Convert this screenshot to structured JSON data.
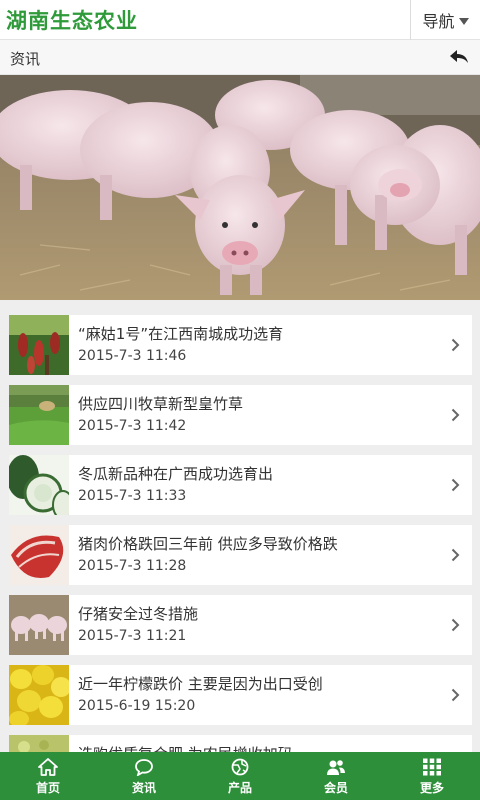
{
  "header": {
    "logo": "湖南生态农业",
    "nav_label": "导航",
    "nav_icon": "caret-down-icon"
  },
  "subbar": {
    "title": "资讯",
    "back_icon": "back-arrow-icon"
  },
  "banner": {
    "description_icon": "banner-image",
    "slide_count": 2,
    "active_slide": 1
  },
  "news": [
    {
      "title": "“麻姑1号”在江西南城成功选育",
      "date": "2015-7-3 11:46",
      "thumb": "fruit-tree"
    },
    {
      "title": "供应四川牧草新型皇竹草",
      "date": "2015-7-3 11:42",
      "thumb": "grass-field"
    },
    {
      "title": "冬瓜新品种在广西成功选育出",
      "date": "2015-7-3 11:33",
      "thumb": "wax-gourd"
    },
    {
      "title": "猪肉价格跌回三年前 供应多导致价格跌",
      "date": "2015-7-3 11:28",
      "thumb": "pork"
    },
    {
      "title": "仔猪安全过冬措施",
      "date": "2015-7-3 11:21",
      "thumb": "piglets"
    },
    {
      "title": "近一年柠檬跌价 主要是因为出口受创",
      "date": "2015-6-19 15:20",
      "thumb": "lemons"
    },
    {
      "title": "选购优质复合肥 为农民增收加码",
      "date": "",
      "thumb": "fertilizer"
    }
  ],
  "footer": {
    "tabs": [
      {
        "label": "首页",
        "icon": "home-icon"
      },
      {
        "label": "资讯",
        "icon": "chat-icon"
      },
      {
        "label": "产品",
        "icon": "globe-icon"
      },
      {
        "label": "会员",
        "icon": "users-icon"
      },
      {
        "label": "更多",
        "icon": "grid-icon"
      }
    ]
  },
  "colors": {
    "brand": "#2e9a3a",
    "footer_bg": "#2e8f3a",
    "page_bg": "#eeeeee"
  }
}
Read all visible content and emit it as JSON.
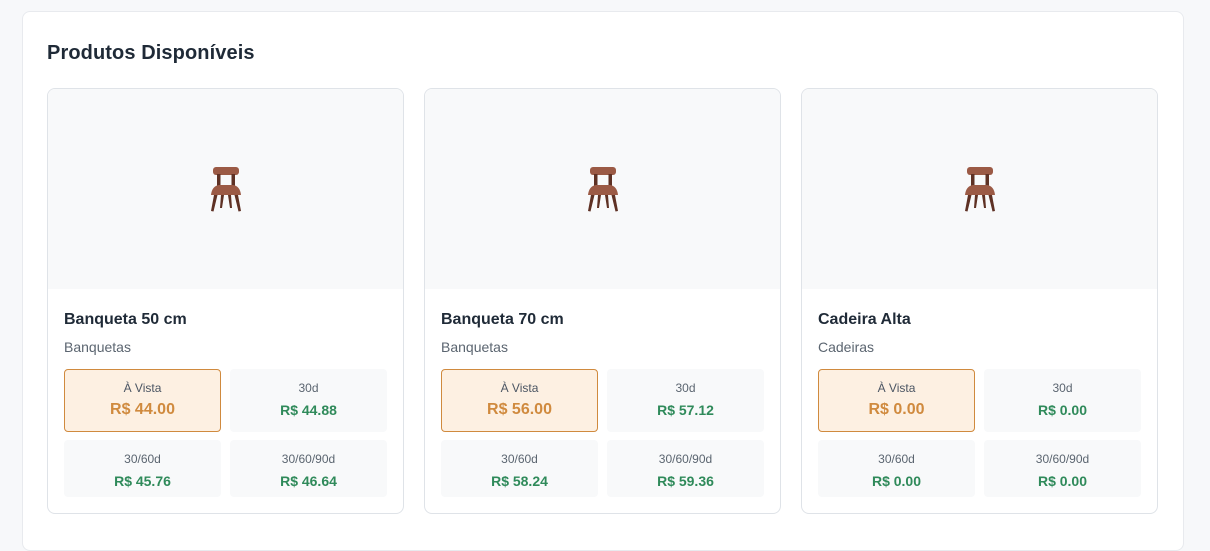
{
  "section": {
    "title": "Produtos Disponíveis"
  },
  "icons": {
    "product_image": "chair-icon"
  },
  "colors": {
    "selected_border": "#d08a3e",
    "selected_background": "#fdf0e2",
    "price_green": "#2f8a5a",
    "chair_brown": "#9b5a45"
  },
  "products": [
    {
      "name": "Banqueta 50 cm",
      "category": "Banquetas",
      "prices": [
        {
          "label": "À Vista",
          "value": "R$ 44.00",
          "selected": true
        },
        {
          "label": "30d",
          "value": "R$ 44.88",
          "selected": false
        },
        {
          "label": "30/60d",
          "value": "R$ 45.76",
          "selected": false
        },
        {
          "label": "30/60/90d",
          "value": "R$ 46.64",
          "selected": false
        }
      ]
    },
    {
      "name": "Banqueta 70 cm",
      "category": "Banquetas",
      "prices": [
        {
          "label": "À Vista",
          "value": "R$ 56.00",
          "selected": true
        },
        {
          "label": "30d",
          "value": "R$ 57.12",
          "selected": false
        },
        {
          "label": "30/60d",
          "value": "R$ 58.24",
          "selected": false
        },
        {
          "label": "30/60/90d",
          "value": "R$ 59.36",
          "selected": false
        }
      ]
    },
    {
      "name": "Cadeira Alta",
      "category": "Cadeiras",
      "prices": [
        {
          "label": "À Vista",
          "value": "R$ 0.00",
          "selected": true
        },
        {
          "label": "30d",
          "value": "R$ 0.00",
          "selected": false
        },
        {
          "label": "30/60d",
          "value": "R$ 0.00",
          "selected": false
        },
        {
          "label": "30/60/90d",
          "value": "R$ 0.00",
          "selected": false
        }
      ]
    }
  ]
}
——————————
Written instruction >>
Return all of the data exactly as written, and drop the pictures.

Correct result >>
Convert this screenshot to structured JSON data.
{
  "header": {
    "logo": "湖南生态农业",
    "nav_label": "导航",
    "nav_icon": "caret-down-icon"
  },
  "subbar": {
    "title": "资讯",
    "back_icon": "back-arrow-icon"
  },
  "banner": {
    "description_icon": "banner-image",
    "slide_count": 2,
    "active_slide": 1
  },
  "news": [
    {
      "title": "“麻姑1号”在江西南城成功选育",
      "date": "2015-7-3 11:46",
      "thumb": "fruit-tree"
    },
    {
      "title": "供应四川牧草新型皇竹草",
      "date": "2015-7-3 11:42",
      "thumb": "grass-field"
    },
    {
      "title": "冬瓜新品种在广西成功选育出",
      "date": "2015-7-3 11:33",
      "thumb": "wax-gourd"
    },
    {
      "title": "猪肉价格跌回三年前 供应多导致价格跌",
      "date": "2015-7-3 11:28",
      "thumb": "pork"
    },
    {
      "title": "仔猪安全过冬措施",
      "date": "2015-7-3 11:21",
      "thumb": "piglets"
    },
    {
      "title": "近一年柠檬跌价 主要是因为出口受创",
      "date": "2015-6-19 15:20",
      "thumb": "lemons"
    },
    {
      "title": "选购优质复合肥 为农民增收加码",
      "date": "",
      "thumb": "fertilizer"
    }
  ],
  "footer": {
    "tabs": [
      {
        "label": "首页",
        "icon": "home-icon"
      },
      {
        "label": "资讯",
        "icon": "chat-icon"
      },
      {
        "label": "产品",
        "icon": "globe-icon"
      },
      {
        "label": "会员",
        "icon": "users-icon"
      },
      {
        "label": "更多",
        "icon": "grid-icon"
      }
    ]
  },
  "colors": {
    "brand": "#2e9a3a",
    "footer_bg": "#2e8f3a",
    "page_bg": "#eeeeee"
  }
}
Read all visible content and emit it as JSON.
{
  "section": {
    "title": "Produtos Disponíveis"
  },
  "icons": {
    "product_image": "chair-icon"
  },
  "colors": {
    "selected_border": "#d08a3e",
    "selected_background": "#fdf0e2",
    "price_green": "#2f8a5a",
    "chair_brown": "#9b5a45"
  },
  "products": [
    {
      "name": "Banqueta 50 cm",
      "category": "Banquetas",
      "prices": [
        {
          "label": "À Vista",
          "value": "R$ 44.00",
          "selected": true
        },
        {
          "label": "30d",
          "value": "R$ 44.88",
          "selected": false
        },
        {
          "label": "30/60d",
          "value": "R$ 45.76",
          "selected": false
        },
        {
          "label": "30/60/90d",
          "value": "R$ 46.64",
          "selected": false
        }
      ]
    },
    {
      "name": "Banqueta 70 cm",
      "category": "Banquetas",
      "prices": [
        {
          "label": "À Vista",
          "value": "R$ 56.00",
          "selected": true
        },
        {
          "label": "30d",
          "value": "R$ 57.12",
          "selected": false
        },
        {
          "label": "30/60d",
          "value": "R$ 58.24",
          "selected": false
        },
        {
          "label": "30/60/90d",
          "value": "R$ 59.36",
          "selected": false
        }
      ]
    },
    {
      "name": "Cadeira Alta",
      "category": "Cadeiras",
      "prices": [
        {
          "label": "À Vista",
          "value": "R$ 0.00",
          "selected": true
        },
        {
          "label": "30d",
          "value": "R$ 0.00",
          "selected": false
        },
        {
          "label": "30/60d",
          "value": "R$ 0.00",
          "selected": false
        },
        {
          "label": "30/60/90d",
          "value": "R$ 0.00",
          "selected": false
        }
      ]
    }
  ]
}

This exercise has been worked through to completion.